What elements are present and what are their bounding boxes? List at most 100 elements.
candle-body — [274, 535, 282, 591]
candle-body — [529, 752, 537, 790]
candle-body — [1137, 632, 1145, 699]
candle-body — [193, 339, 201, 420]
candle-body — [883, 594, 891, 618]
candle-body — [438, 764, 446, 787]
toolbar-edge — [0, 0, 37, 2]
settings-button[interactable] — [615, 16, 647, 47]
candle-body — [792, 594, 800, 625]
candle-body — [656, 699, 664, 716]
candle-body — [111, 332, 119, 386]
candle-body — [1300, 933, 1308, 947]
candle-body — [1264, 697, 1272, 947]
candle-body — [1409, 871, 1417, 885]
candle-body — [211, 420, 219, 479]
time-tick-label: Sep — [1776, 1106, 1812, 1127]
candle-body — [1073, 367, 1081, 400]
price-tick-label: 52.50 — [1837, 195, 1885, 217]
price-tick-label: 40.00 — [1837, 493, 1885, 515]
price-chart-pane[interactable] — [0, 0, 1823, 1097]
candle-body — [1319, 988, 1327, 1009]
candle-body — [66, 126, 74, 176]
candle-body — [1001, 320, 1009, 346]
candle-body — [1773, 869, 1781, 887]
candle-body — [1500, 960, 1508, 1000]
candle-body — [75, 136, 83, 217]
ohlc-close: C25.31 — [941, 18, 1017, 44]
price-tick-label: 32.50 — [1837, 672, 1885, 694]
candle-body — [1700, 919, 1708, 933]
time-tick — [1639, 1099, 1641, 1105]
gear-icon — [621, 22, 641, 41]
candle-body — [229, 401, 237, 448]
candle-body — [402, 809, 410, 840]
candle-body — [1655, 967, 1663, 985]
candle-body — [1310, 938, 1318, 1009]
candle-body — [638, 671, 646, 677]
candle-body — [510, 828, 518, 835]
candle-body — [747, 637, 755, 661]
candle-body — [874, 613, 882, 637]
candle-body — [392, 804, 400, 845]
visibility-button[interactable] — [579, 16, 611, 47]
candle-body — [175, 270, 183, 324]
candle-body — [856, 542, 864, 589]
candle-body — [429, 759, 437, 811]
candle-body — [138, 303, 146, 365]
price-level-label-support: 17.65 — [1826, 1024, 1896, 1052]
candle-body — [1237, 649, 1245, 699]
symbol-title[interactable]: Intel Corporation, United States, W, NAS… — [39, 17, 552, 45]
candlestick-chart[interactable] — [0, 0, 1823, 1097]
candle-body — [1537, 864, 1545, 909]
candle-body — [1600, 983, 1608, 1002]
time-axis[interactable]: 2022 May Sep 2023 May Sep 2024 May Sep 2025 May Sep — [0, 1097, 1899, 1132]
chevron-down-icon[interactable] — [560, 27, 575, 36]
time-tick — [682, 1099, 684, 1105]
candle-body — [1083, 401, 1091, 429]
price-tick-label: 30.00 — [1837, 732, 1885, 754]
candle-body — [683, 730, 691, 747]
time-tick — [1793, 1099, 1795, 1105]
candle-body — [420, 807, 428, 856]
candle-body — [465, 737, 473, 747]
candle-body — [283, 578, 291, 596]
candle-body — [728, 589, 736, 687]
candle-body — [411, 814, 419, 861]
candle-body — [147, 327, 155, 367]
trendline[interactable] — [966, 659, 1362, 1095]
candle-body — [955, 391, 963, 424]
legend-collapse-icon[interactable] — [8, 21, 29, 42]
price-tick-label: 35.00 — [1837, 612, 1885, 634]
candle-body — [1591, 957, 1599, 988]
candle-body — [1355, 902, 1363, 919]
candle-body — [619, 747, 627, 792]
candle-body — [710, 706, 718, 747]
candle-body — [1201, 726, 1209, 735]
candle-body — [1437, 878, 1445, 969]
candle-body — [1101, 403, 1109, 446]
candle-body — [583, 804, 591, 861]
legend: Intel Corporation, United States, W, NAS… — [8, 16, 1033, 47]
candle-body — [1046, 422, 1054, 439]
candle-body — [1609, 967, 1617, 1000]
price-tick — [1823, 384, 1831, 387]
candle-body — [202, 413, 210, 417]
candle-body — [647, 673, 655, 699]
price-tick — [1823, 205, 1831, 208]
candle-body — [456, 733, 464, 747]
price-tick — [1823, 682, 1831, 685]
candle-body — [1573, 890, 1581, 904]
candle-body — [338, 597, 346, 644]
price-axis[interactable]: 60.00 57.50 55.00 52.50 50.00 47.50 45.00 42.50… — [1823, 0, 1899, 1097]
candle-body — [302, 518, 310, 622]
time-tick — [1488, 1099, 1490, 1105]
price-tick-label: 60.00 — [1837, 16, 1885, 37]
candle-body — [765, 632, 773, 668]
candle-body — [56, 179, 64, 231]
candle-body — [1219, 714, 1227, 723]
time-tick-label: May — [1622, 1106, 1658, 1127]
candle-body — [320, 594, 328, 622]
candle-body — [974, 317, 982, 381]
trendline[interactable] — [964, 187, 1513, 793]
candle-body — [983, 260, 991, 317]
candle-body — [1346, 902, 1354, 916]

------------------------------

▶ _What you have to do_: Pull every line from the listing above and reproduce each one unchanged.

▶ _Finished task_:
What elements are present and what are their bounding boxes? List at most 100 elements.
candle-body — [274, 535, 282, 591]
candle-body — [529, 752, 537, 790]
candle-body — [1137, 632, 1145, 699]
candle-body — [193, 339, 201, 420]
candle-body — [883, 594, 891, 618]
candle-body — [438, 764, 446, 787]
toolbar-edge — [0, 0, 37, 2]
settings-button[interactable] — [615, 16, 647, 47]
candle-body — [792, 594, 800, 625]
candle-body — [656, 699, 664, 716]
candle-body — [111, 332, 119, 386]
candle-body — [1300, 933, 1308, 947]
candle-body — [1264, 697, 1272, 947]
candle-body — [1409, 871, 1417, 885]
candle-body — [211, 420, 219, 479]
time-tick-label: Sep — [1776, 1106, 1812, 1127]
candle-body — [1073, 367, 1081, 400]
price-tick-label: 52.50 — [1837, 195, 1885, 217]
price-tick-label: 40.00 — [1837, 493, 1885, 515]
price-chart-pane[interactable] — [0, 0, 1823, 1097]
candle-body — [1319, 988, 1327, 1009]
candle-body — [66, 126, 74, 176]
candle-body — [1001, 320, 1009, 346]
candle-body — [1773, 869, 1781, 887]
candle-body — [1500, 960, 1508, 1000]
candle-body — [75, 136, 83, 217]
ohlc-close: C25.31 — [941, 18, 1017, 44]
price-tick-label: 32.50 — [1837, 672, 1885, 694]
candle-body — [1700, 919, 1708, 933]
time-tick — [1639, 1099, 1641, 1105]
gear-icon — [621, 22, 641, 41]
candle-body — [229, 401, 237, 448]
candle-body — [402, 809, 410, 840]
candle-body — [1655, 967, 1663, 985]
candle-body — [1310, 938, 1318, 1009]
candle-body — [638, 671, 646, 677]
candle-body — [510, 828, 518, 835]
candle-body — [747, 637, 755, 661]
candle-body — [874, 613, 882, 637]
candle-body — [392, 804, 400, 845]
visibility-button[interactable] — [579, 16, 611, 47]
candle-body — [175, 270, 183, 324]
candle-body — [856, 542, 864, 589]
candle-body — [429, 759, 437, 811]
candle-body — [138, 303, 146, 365]
price-level-label-support: 17.65 — [1826, 1024, 1896, 1052]
candle-body — [1237, 649, 1245, 699]
symbol-title[interactable]: Intel Corporation, United States, W, NAS… — [39, 17, 552, 45]
candlestick-chart[interactable] — [0, 0, 1823, 1097]
candle-body — [1537, 864, 1545, 909]
candle-body — [1600, 983, 1608, 1002]
time-axis[interactable]: 2022 May Sep 2023 May Sep 2024 May Sep 2025 May Sep — [0, 1097, 1899, 1132]
chevron-down-icon[interactable] — [560, 27, 575, 36]
time-tick — [682, 1099, 684, 1105]
candle-body — [1083, 401, 1091, 429]
price-tick-label: 30.00 — [1837, 732, 1885, 754]
candle-body — [683, 730, 691, 747]
time-tick — [1793, 1099, 1795, 1105]
candle-body — [420, 807, 428, 856]
candle-body — [465, 737, 473, 747]
candle-body — [283, 578, 291, 596]
candle-body — [728, 589, 736, 687]
candle-body — [411, 814, 419, 861]
candle-body — [147, 327, 155, 367]
trendline[interactable] — [966, 659, 1362, 1095]
candle-body — [955, 391, 963, 424]
legend-collapse-icon[interactable] — [8, 21, 29, 42]
price-tick-label: 35.00 — [1837, 612, 1885, 634]
candle-body — [1591, 957, 1599, 988]
candle-body — [1355, 902, 1363, 919]
candle-body — [619, 747, 627, 792]
candle-body — [710, 706, 718, 747]
candle-body — [1201, 726, 1209, 735]
candle-body — [1437, 878, 1445, 969]
candle-body — [1101, 403, 1109, 446]
candle-body — [583, 804, 591, 861]
legend: Intel Corporation, United States, W, NAS… — [8, 16, 1033, 47]
candle-body — [1046, 422, 1054, 439]
candle-body — [1609, 967, 1617, 1000]
price-tick — [1823, 384, 1831, 387]
candle-body — [202, 413, 210, 417]
candle-body — [647, 673, 655, 699]
price-tick — [1823, 205, 1831, 208]
candle-body — [456, 733, 464, 747]
price-tick — [1823, 682, 1831, 685]
candle-body — [1573, 890, 1581, 904]
candle-body — [338, 597, 346, 644]
price-axis[interactable]: 60.00 57.50 55.00 52.50 50.00 47.50 45.00 42.50… — [1823, 0, 1899, 1097]
candle-body — [302, 518, 310, 622]
time-tick — [1488, 1099, 1490, 1105]
price-tick-label: 60.00 — [1837, 16, 1885, 37]
candle-body — [765, 632, 773, 668]
candle-body — [56, 179, 64, 231]
candle-body — [1219, 714, 1227, 723]
time-tick-label: May — [1622, 1106, 1658, 1127]
candle-body — [320, 594, 328, 622]
candle-body — [974, 317, 982, 381]
trendline[interactable] — [964, 187, 1513, 793]
candle-body — [983, 260, 991, 317]
candle-body — [1346, 902, 1354, 916]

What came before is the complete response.